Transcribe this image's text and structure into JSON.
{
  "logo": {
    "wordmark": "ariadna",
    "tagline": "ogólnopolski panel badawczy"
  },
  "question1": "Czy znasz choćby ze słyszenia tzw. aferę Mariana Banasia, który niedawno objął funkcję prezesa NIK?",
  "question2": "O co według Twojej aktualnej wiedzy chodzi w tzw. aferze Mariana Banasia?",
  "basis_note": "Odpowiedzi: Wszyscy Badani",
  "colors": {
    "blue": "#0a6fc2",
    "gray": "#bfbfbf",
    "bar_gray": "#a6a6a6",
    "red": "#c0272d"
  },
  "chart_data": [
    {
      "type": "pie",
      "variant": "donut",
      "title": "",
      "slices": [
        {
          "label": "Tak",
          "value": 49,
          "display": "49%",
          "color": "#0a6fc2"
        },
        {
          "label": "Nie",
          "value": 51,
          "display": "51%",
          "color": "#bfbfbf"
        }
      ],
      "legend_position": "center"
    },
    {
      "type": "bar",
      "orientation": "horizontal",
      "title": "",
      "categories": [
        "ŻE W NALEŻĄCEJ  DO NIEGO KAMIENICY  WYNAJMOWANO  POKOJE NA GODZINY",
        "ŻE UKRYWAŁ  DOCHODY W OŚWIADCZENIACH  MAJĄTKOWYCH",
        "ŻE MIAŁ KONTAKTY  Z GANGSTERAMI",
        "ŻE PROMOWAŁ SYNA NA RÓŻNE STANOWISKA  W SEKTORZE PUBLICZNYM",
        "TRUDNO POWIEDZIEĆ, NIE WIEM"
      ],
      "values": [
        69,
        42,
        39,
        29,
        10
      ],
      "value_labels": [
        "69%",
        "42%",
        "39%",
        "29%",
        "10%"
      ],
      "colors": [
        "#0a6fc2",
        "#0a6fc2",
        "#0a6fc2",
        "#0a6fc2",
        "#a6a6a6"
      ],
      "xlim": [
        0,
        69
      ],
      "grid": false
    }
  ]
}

-*-*-

**DIRECTIONS**
The word "Mariana" appears in how many lines of the records? Give the number only.

**WRITTEN SOLUTION**
2